» **SET EXERCISE**:
Make an exact copy of the lines below.

___ ENTRIES PROVIDED ___

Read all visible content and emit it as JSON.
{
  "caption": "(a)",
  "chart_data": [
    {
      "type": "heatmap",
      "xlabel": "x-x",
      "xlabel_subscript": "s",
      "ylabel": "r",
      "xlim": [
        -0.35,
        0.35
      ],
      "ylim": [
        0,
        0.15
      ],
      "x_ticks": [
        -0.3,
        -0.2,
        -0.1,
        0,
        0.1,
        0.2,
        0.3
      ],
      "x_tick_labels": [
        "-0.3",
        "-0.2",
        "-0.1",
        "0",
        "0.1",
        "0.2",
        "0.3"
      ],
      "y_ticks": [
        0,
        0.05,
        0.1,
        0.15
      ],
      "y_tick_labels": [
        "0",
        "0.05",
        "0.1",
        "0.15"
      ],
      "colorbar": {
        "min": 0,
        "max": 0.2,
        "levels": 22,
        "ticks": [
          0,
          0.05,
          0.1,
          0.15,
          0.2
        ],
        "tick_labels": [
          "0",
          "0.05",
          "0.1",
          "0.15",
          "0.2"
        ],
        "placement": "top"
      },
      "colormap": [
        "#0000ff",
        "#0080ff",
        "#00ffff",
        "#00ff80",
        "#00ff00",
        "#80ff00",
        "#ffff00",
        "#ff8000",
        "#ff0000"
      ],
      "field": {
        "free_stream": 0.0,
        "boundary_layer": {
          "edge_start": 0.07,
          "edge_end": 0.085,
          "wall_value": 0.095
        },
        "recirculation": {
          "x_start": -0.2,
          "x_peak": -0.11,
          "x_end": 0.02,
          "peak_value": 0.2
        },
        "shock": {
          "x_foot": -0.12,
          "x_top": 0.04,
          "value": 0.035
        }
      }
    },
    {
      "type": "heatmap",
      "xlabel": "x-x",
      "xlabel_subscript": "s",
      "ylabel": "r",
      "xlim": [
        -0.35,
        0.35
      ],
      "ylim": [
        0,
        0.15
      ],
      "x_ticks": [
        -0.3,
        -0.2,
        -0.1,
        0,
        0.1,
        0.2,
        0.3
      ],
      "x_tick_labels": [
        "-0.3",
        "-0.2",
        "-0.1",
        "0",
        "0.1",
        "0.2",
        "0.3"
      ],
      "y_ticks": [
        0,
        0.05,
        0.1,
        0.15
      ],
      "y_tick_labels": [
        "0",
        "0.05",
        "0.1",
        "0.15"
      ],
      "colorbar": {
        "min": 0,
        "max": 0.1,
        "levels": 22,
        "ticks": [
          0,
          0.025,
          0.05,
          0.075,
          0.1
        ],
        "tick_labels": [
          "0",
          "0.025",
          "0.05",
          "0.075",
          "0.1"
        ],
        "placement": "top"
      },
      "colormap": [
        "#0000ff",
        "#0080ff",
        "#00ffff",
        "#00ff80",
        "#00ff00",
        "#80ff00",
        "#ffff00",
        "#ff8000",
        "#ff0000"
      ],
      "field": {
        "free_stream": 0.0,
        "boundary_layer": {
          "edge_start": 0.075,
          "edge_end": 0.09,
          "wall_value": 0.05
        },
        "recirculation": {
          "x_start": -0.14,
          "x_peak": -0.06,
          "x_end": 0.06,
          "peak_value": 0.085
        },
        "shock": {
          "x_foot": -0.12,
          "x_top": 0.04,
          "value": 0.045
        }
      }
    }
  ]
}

___

» **CORRECT OUTPUT**:
Read all visible content and emit it as JSON.
{
  "caption": "(a)",
  "chart_data": [
    {
      "type": "heatmap",
      "xlabel": "x-x",
      "xlabel_subscript": "s",
      "ylabel": "r",
      "xlim": [
        -0.35,
        0.35
      ],
      "ylim": [
        0,
        0.15
      ],
      "x_ticks": [
        -0.3,
        -0.2,
        -0.1,
        0,
        0.1,
        0.2,
        0.3
      ],
      "x_tick_labels": [
        "-0.3",
        "-0.2",
        "-0.1",
        "0",
        "0.1",
        "0.2",
        "0.3"
      ],
      "y_ticks": [
        0,
        0.05,
        0.1,
        0.15
      ],
      "y_tick_labels": [
        "0",
        "0.05",
        "0.1",
        "0.15"
      ],
      "colorbar": {
        "min": 0,
        "max": 0.2,
        "levels": 22,
        "ticks": [
          0,
          0.05,
          0.1,
          0.15,
          0.2
        ],
        "tick_labels": [
          "0",
          "0.05",
          "0.1",
          "0.15",
          "0.2"
        ],
        "placement": "top"
      },
      "colormap": [
        "#0000ff",
        "#0080ff",
        "#00ffff",
        "#00ff80",
        "#00ff00",
        "#80ff00",
        "#ffff00",
        "#ff8000",
        "#ff0000"
      ],
      "field": {
        "free_stream": 0.0,
        "boundary_layer": {
          "edge_start": 0.07,
          "edge_end": 0.085,
          "wall_value": 0.095
        },
        "recirculation": {
          "x_start": -0.2,
          "x_peak": -0.11,
          "x_end": 0.02,
          "peak_value": 0.2
        },
        "shock": {
          "x_foot": -0.12,
          "x_top": 0.04,
          "value": 0.035
        }
      }
    },
    {
      "type": "heatmap",
      "xlabel": "x-x",
      "xlabel_subscript": "s",
      "ylabel": "r",
      "xlim": [
        -0.35,
        0.35
      ],
      "ylim": [
        0,
        0.15
      ],
      "x_ticks": [
        -0.3,
        -0.2,
        -0.1,
        0,
        0.1,
        0.2,
        0.3
      ],
      "x_tick_labels": [
        "-0.3",
        "-0.2",
        "-0.1",
        "0",
        "0.1",
        "0.2",
        "0.3"
      ],
      "y_ticks": [
        0,
        0.05,
        0.1,
        0.15
      ],
      "y_tick_labels": [
        "0",
        "0.05",
        "0.1",
        "0.15"
      ],
      "colorbar": {
        "min": 0,
        "max": 0.1,
        "levels": 22,
        "ticks": [
          0,
          0.025,
          0.05,
          0.075,
          0.1
        ],
        "tick_labels": [
          "0",
          "0.025",
          "0.05",
          "0.075",
          "0.1"
        ],
        "placement": "top"
      },
      "colormap": [
        "#0000ff",
        "#0080ff",
        "#00ffff",
        "#00ff80",
        "#00ff00",
        "#80ff00",
        "#ffff00",
        "#ff8000",
        "#ff0000"
      ],
      "field": {
        "free_stream": 0.0,
        "boundary_layer": {
          "edge_start": 0.075,
          "edge_end": 0.09,
          "wall_value": 0.05
        },
        "recirculation": {
          "x_start": -0.14,
          "x_peak": -0.06,
          "x_end": 0.06,
          "peak_value": 0.085
        },
        "shock": {
          "x_foot": -0.12,
          "x_top": 0.04,
          "value": 0.045
        }
      }
    }
  ]
}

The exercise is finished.